▶ [Aim of the exercise]:
In the entries that follow, how many lines contain the word "name"? Answer with the number only.
=== Data under study ===
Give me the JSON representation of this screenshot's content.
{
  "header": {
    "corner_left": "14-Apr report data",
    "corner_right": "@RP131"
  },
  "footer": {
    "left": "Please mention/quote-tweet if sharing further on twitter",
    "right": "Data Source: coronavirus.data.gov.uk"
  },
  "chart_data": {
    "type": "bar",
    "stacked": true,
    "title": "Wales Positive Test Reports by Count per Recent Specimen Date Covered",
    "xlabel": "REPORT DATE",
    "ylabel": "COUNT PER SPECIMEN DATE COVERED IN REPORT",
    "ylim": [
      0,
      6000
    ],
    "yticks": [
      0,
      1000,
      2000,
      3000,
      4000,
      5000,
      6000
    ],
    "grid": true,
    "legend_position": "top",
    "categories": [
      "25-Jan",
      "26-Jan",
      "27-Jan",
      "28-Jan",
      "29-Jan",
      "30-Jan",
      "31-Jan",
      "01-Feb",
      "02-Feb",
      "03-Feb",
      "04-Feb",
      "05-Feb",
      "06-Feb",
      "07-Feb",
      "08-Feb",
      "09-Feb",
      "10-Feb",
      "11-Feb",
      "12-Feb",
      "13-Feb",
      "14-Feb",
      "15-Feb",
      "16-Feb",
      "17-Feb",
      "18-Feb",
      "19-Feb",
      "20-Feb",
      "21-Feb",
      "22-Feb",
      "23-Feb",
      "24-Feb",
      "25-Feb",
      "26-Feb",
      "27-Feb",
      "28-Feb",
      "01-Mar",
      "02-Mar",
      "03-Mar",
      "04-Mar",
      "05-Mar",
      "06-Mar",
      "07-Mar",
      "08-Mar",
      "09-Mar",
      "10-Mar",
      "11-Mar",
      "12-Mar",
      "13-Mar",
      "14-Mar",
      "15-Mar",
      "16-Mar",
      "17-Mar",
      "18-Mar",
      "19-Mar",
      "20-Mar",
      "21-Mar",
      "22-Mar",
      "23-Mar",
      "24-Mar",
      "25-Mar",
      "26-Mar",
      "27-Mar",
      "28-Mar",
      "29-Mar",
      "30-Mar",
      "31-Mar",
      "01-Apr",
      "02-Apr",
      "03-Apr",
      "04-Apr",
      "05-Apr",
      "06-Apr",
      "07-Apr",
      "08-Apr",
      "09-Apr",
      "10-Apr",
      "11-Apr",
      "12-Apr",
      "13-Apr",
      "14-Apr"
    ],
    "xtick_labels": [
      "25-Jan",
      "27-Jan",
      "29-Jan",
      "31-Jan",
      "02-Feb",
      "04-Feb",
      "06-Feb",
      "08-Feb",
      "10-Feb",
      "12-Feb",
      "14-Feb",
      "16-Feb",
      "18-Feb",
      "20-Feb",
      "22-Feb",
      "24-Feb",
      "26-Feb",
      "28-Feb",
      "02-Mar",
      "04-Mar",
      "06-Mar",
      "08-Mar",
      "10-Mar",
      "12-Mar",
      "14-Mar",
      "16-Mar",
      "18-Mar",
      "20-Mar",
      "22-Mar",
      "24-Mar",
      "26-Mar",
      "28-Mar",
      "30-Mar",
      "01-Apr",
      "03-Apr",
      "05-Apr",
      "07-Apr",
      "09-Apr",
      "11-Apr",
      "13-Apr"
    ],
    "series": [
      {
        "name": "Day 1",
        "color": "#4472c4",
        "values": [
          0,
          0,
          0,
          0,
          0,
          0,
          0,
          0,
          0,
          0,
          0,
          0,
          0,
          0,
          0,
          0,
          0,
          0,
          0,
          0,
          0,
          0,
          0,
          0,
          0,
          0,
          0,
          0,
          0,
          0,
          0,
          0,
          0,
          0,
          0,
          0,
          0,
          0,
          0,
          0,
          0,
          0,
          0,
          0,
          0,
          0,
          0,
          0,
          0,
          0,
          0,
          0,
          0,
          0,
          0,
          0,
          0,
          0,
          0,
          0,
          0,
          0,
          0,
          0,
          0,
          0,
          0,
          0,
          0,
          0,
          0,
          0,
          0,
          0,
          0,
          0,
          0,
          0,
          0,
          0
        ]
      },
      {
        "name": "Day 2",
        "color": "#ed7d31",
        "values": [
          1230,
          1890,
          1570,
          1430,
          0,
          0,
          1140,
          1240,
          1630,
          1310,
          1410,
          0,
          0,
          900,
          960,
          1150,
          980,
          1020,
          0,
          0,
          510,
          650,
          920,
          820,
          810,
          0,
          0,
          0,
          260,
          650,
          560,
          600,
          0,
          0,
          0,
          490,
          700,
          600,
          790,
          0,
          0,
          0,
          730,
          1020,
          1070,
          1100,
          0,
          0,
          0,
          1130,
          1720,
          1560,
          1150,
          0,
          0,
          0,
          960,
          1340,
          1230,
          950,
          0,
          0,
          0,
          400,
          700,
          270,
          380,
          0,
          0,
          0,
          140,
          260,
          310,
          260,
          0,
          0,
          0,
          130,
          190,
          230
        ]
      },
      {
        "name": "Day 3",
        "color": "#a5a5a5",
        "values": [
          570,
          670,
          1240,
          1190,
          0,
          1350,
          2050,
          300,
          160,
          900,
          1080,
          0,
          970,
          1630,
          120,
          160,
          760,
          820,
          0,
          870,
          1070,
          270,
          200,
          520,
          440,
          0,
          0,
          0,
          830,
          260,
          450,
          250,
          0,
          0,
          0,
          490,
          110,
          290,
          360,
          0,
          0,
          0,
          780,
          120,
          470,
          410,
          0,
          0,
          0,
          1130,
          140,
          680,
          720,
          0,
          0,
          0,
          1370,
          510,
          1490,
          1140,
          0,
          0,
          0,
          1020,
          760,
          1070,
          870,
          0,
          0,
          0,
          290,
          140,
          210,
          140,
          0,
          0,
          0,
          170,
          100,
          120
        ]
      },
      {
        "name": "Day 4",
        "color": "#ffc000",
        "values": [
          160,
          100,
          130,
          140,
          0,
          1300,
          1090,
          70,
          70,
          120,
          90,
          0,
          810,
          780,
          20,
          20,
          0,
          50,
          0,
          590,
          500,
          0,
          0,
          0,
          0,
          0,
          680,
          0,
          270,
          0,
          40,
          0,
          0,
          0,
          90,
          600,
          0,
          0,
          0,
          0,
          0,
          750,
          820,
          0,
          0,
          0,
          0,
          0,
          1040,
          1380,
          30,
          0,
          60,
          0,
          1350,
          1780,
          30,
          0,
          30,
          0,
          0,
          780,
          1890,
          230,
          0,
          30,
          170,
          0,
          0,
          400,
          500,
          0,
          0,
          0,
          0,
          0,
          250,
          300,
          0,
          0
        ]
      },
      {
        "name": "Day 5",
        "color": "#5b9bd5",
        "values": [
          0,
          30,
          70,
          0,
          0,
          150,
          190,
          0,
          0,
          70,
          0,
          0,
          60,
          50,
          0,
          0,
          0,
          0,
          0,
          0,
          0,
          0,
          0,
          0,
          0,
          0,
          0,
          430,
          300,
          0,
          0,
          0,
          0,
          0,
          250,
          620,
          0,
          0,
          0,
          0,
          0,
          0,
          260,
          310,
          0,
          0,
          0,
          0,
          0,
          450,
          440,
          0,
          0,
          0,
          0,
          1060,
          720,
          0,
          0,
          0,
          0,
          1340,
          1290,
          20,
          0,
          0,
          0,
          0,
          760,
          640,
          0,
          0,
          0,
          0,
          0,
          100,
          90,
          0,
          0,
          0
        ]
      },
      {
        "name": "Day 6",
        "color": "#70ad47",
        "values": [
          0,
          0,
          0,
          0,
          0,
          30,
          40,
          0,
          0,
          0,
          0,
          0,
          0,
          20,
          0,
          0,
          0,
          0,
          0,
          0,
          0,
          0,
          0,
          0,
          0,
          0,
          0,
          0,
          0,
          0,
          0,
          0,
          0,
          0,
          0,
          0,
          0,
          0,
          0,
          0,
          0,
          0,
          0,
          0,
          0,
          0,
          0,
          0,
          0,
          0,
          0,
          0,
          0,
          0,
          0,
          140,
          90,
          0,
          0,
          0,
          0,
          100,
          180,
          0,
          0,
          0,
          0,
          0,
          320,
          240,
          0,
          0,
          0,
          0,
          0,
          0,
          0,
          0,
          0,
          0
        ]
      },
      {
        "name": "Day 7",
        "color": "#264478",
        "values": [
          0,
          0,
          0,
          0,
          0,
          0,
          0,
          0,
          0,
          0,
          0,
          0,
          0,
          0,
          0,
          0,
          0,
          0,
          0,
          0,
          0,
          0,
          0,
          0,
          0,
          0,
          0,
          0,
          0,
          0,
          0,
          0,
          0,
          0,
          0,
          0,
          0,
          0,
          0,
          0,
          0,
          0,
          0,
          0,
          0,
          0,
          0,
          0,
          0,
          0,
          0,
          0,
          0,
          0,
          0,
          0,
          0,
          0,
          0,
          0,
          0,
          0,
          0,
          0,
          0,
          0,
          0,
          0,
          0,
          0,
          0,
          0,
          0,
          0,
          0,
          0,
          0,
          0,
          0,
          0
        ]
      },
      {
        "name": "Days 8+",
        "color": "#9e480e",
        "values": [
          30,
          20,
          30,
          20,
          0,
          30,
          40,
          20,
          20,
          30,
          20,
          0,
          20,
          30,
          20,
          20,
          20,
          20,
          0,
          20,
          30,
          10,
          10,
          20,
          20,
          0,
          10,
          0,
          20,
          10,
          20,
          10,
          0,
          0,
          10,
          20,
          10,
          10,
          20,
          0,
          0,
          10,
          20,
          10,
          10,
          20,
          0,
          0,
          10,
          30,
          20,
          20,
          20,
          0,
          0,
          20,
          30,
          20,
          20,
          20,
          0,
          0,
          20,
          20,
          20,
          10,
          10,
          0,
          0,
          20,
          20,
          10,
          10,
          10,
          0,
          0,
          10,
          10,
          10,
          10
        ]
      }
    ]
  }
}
===
▶ [The answer]:
8